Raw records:
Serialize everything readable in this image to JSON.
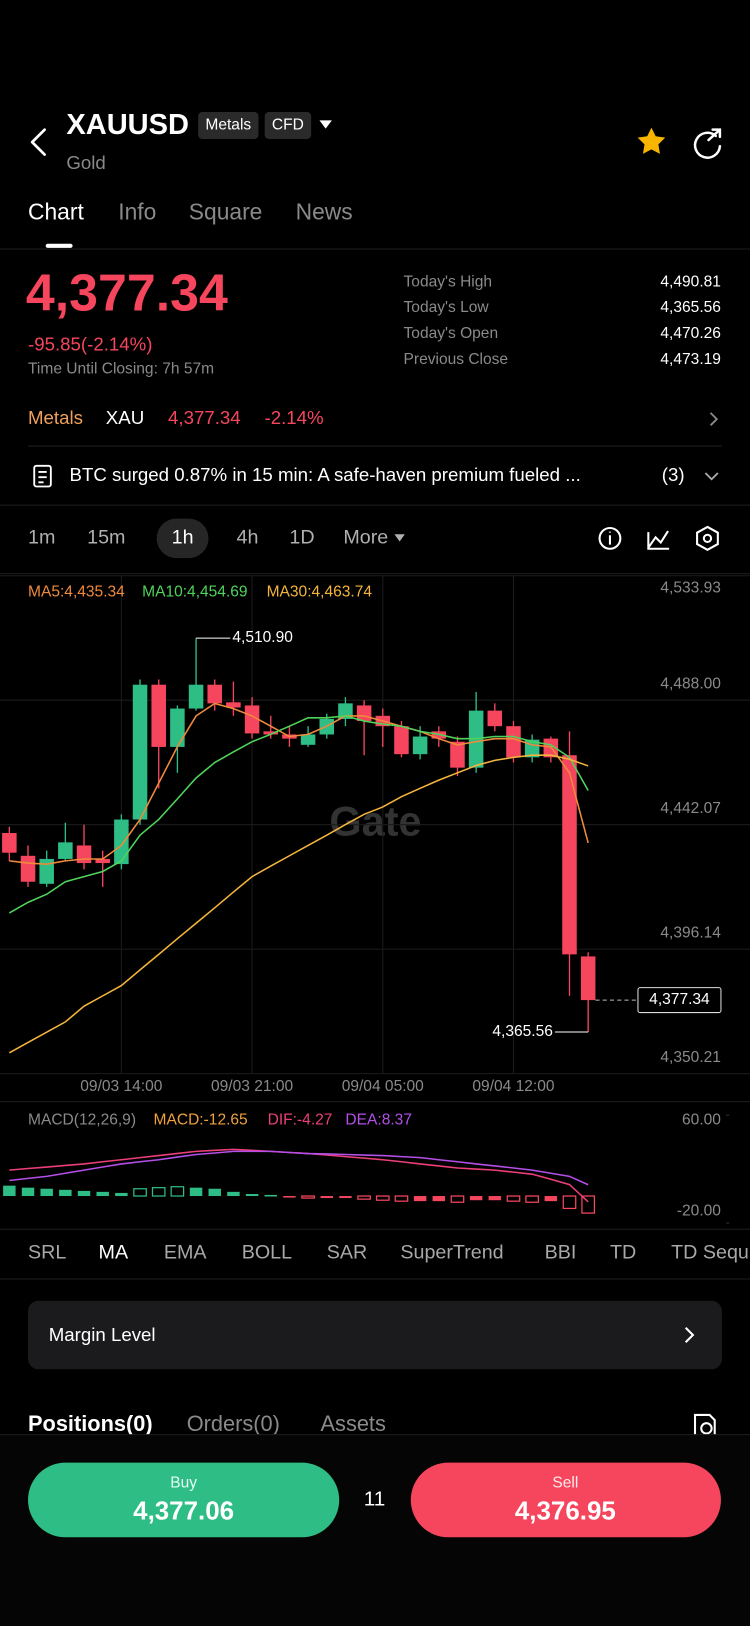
{
  "header": {
    "symbol": "XAUUSD",
    "badges": [
      "Metals",
      "CFD"
    ],
    "name": "Gold"
  },
  "tabs": [
    "Chart",
    "Info",
    "Square",
    "News"
  ],
  "quote": {
    "price": "4,377.34",
    "change": "-95.85(-2.14%)",
    "closing": "Time Until Closing: 7h 57m",
    "stats": [
      {
        "label": "Today's High",
        "value": "4,490.81"
      },
      {
        "label": "Today's Low",
        "value": "4,365.56"
      },
      {
        "label": "Today's Open",
        "value": "4,470.26"
      },
      {
        "label": "Previous Close",
        "value": "4,473.19"
      }
    ]
  },
  "ticker": {
    "market": "Metals",
    "asset": "XAU",
    "price": "4,377.34",
    "change": "-2.14%"
  },
  "news": {
    "text": "BTC surged 0.87% in 15 min: A safe-haven premium fueled ...",
    "count": "(3)"
  },
  "intervals": [
    "1m",
    "15m",
    "1h",
    "4h",
    "1D",
    "More"
  ],
  "chart": {
    "type": "candlestick",
    "watermark": "Gate",
    "up_color": "#2ebd85",
    "down_color": "#f6465d",
    "categories": [
      null,
      null,
      null,
      null,
      null,
      null,
      "09/03 14:00",
      null,
      null,
      null,
      null,
      null,
      null,
      "09/03 21:00",
      null,
      null,
      null,
      null,
      null,
      null,
      "09/04 05:00",
      null,
      null,
      null,
      null,
      null,
      null,
      "09/04 12:00",
      null,
      null,
      null,
      null
    ],
    "candles": [
      {
        "open": 4439.0,
        "high": 4441.29,
        "low": 4428.66,
        "close": 4431.73
      },
      {
        "open": 4430.58,
        "high": 4434.4,
        "low": 4419.1,
        "close": 4421.01
      },
      {
        "open": 4420.24,
        "high": 4432.49,
        "low": 4419.1,
        "close": 4429.43
      },
      {
        "open": 4429.43,
        "high": 4442.82,
        "low": 4428.66,
        "close": 4435.55
      },
      {
        "open": 4434.4,
        "high": 4442.06,
        "low": 4425.6,
        "close": 4427.9
      },
      {
        "open": 4429.43,
        "high": 4432.49,
        "low": 4419.1,
        "close": 4427.9
      },
      {
        "open": 4427.52,
        "high": 4445.89,
        "low": 4425.6,
        "close": 4443.97
      },
      {
        "open": 4443.97,
        "high": 4495.64,
        "low": 4442.06,
        "close": 4493.72
      },
      {
        "open": 4493.72,
        "high": 4495.64,
        "low": 4455.45,
        "close": 4470.76
      },
      {
        "open": 4470.76,
        "high": 4486.07,
        "low": 4461.19,
        "close": 4484.92
      },
      {
        "open": 4484.92,
        "high": 4510.9,
        "low": 4484.15,
        "close": 4493.72
      },
      {
        "open": 4493.72,
        "high": 4495.64,
        "low": 4484.15,
        "close": 4486.83
      },
      {
        "open": 4487.22,
        "high": 4494.87,
        "low": 4482.24,
        "close": 4485.3
      },
      {
        "open": 4486.07,
        "high": 4489.13,
        "low": 4473.82,
        "close": 4475.74
      },
      {
        "open": 4476.5,
        "high": 4482.24,
        "low": 4473.82,
        "close": 4475.35
      },
      {
        "open": 4475.35,
        "high": 4478.41,
        "low": 4470.76,
        "close": 4473.82
      },
      {
        "open": 4471.53,
        "high": 4478.41,
        "low": 4470.76,
        "close": 4475.35
      },
      {
        "open": 4475.35,
        "high": 4483.01,
        "low": 4473.82,
        "close": 4481.09
      },
      {
        "open": 4481.09,
        "high": 4489.13,
        "low": 4478.41,
        "close": 4486.83
      },
      {
        "open": 4486.07,
        "high": 4487.98,
        "low": 4467.7,
        "close": 4480.33
      },
      {
        "open": 4482.24,
        "high": 4484.92,
        "low": 4470.76,
        "close": 4478.41
      },
      {
        "open": 4478.41,
        "high": 4480.33,
        "low": 4466.93,
        "close": 4468.08
      },
      {
        "open": 4468.08,
        "high": 4478.41,
        "low": 4466.17,
        "close": 4474.59
      },
      {
        "open": 4476.5,
        "high": 4478.41,
        "low": 4470.76,
        "close": 4473.82
      },
      {
        "open": 4472.67,
        "high": 4474.59,
        "low": 4460.04,
        "close": 4463.11
      },
      {
        "open": 4463.11,
        "high": 4491.04,
        "low": 4461.19,
        "close": 4484.15
      },
      {
        "open": 4484.15,
        "high": 4486.83,
        "low": 4476.5,
        "close": 4478.41
      },
      {
        "open": 4478.41,
        "high": 4480.33,
        "low": 4465.02,
        "close": 4466.93
      },
      {
        "open": 4466.93,
        "high": 4475.35,
        "low": 4465.02,
        "close": 4473.44
      },
      {
        "open": 4473.82,
        "high": 4474.59,
        "low": 4465.02,
        "close": 4466.93
      },
      {
        "open": 4467.7,
        "high": 4476.5,
        "low": 4378.91,
        "close": 4394.22
      },
      {
        "open": 4393.46,
        "high": 4394.99,
        "low": 4365.56,
        "close": 4377.34
      }
    ],
    "ma": [
      {
        "label": "MA5:4,435.34",
        "color": "#f08a3c",
        "values": [
          4428.7,
          4427.9,
          4427.5,
          4428.7,
          4429.4,
          4429.4,
          4434.4,
          4444.0,
          4457.4,
          4470.8,
          4482.2,
          4486.8,
          4484.9,
          4482.2,
          4478.4,
          4474.6,
          4475.4,
          4478.4,
          4482.2,
          4482.2,
          4480.3,
          4478.4,
          4476.5,
          4473.8,
          4471.5,
          4472.7,
          4473.8,
          4473.8,
          4471.5,
          4470.8,
          4461.2,
          4435.34
        ]
      },
      {
        "label": "MA10:4,454.69",
        "color": "#4fd45a",
        "values": [
          4409.5,
          4413.4,
          4416.4,
          4421.0,
          4422.9,
          4424.8,
          4428.7,
          4438.2,
          4444.0,
          4451.6,
          4459.3,
          4465.0,
          4468.9,
          4472.7,
          4475.4,
          4478.4,
          4481.5,
          4481.5,
          4482.2,
          4480.3,
          4479.2,
          4478.4,
          4476.5,
          4475.4,
          4473.8,
          4473.8,
          4474.6,
          4474.6,
          4472.7,
          4471.5,
          4466.9,
          4454.69
        ]
      },
      {
        "label": "MA30:4,463.74",
        "color": "#f5b53c",
        "values": [
          4357.9,
          4361.7,
          4365.5,
          4369.3,
          4375.1,
          4378.9,
          4382.7,
          4388.5,
          4394.2,
          4400.0,
          4405.7,
          4411.4,
          4417.2,
          4422.9,
          4426.8,
          4430.6,
          4434.4,
          4438.2,
          4442.1,
          4445.9,
          4448.6,
          4452.4,
          4455.5,
          4458.5,
          4461.2,
          4463.9,
          4465.8,
          4466.9,
          4467.7,
          4467.7,
          4466.2,
          4463.74
        ]
      }
    ],
    "ylim": [
      4350.21,
      4533.93
    ],
    "yticks": [
      {
        "value": 4533.93,
        "label": "4,533.93"
      },
      {
        "value": 4488.0,
        "label": "4,488.00"
      },
      {
        "value": 4442.07,
        "label": "4,442.07"
      },
      {
        "value": 4396.14,
        "label": "4,396.14"
      },
      {
        "value": 4350.21,
        "label": "4,350.21"
      }
    ],
    "grid": true,
    "high_marker": {
      "value": 4510.9,
      "label": "4,510.90"
    },
    "low_marker": {
      "value": 4365.56,
      "label": "4,365.56"
    },
    "last_price": {
      "value": 4377.34,
      "label": "4,377.34"
    }
  },
  "macd": {
    "title": "MACD(12,26,9)",
    "legend": [
      {
        "label": "MACD:-12.65",
        "color": "#f0a03c"
      },
      {
        "label": "DIF:-4.27",
        "color": "#ec3f7a"
      },
      {
        "label": "DEA:8.37",
        "color": "#b44fe8"
      }
    ],
    "histogram": [
      7.7,
      6.2,
      5.4,
      4.6,
      3.8,
      3.1,
      2.3,
      5.4,
      6.2,
      6.9,
      6.2,
      5.4,
      3.1,
      1.5,
      0.8,
      -0.8,
      -1.5,
      -1.5,
      -1.5,
      -2.3,
      -3.1,
      -3.8,
      -3.8,
      -3.8,
      -4.6,
      -3.1,
      -3.1,
      -3.8,
      -4.6,
      -3.8,
      -9.2,
      -12.65
    ],
    "dif": [
      19.2,
      20.4,
      21.5,
      22.7,
      23.8,
      25.4,
      26.9,
      28.5,
      30.0,
      31.6,
      33.1,
      33.9,
      34.6,
      33.9,
      33.1,
      32.3,
      31.5,
      30.4,
      29.2,
      28.1,
      26.9,
      25.4,
      23.8,
      22.3,
      20.8,
      20.0,
      19.2,
      17.7,
      16.2,
      12.4,
      8.5,
      -4.27
    ],
    "dea": [
      11.5,
      13.1,
      14.6,
      16.9,
      19.2,
      21.5,
      23.8,
      25.4,
      26.9,
      28.9,
      30.8,
      31.9,
      33.1,
      33.1,
      33.1,
      32.3,
      31.5,
      31.2,
      30.8,
      30.4,
      30.0,
      29.2,
      28.5,
      26.9,
      25.4,
      23.8,
      22.3,
      20.8,
      19.2,
      16.9,
      14.6,
      8.37
    ],
    "ylim": [
      -20,
      60
    ],
    "yticks": [
      {
        "value": 60,
        "label": "60.00"
      },
      {
        "value": -20,
        "label": "-20.00"
      }
    ]
  },
  "indicators": [
    "SRL",
    "MA",
    "EMA",
    "BOLL",
    "SAR",
    "SuperTrend",
    "BBI",
    "TD",
    "TD Sequ"
  ],
  "margin": "Margin Level",
  "account_tabs": [
    "Positions(0)",
    "Orders(0)",
    "Assets"
  ],
  "trade": {
    "buy_label": "Buy",
    "buy_price": "4,377.06",
    "spread": "11",
    "sell_label": "Sell",
    "sell_price": "4,376.95"
  }
}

- [Written problem] Extract all lines from the data in which "Today" is found.

- [Expected output]
        "label": "Today's High",
        "label": "Today's Low",
        "label": "Today's Open",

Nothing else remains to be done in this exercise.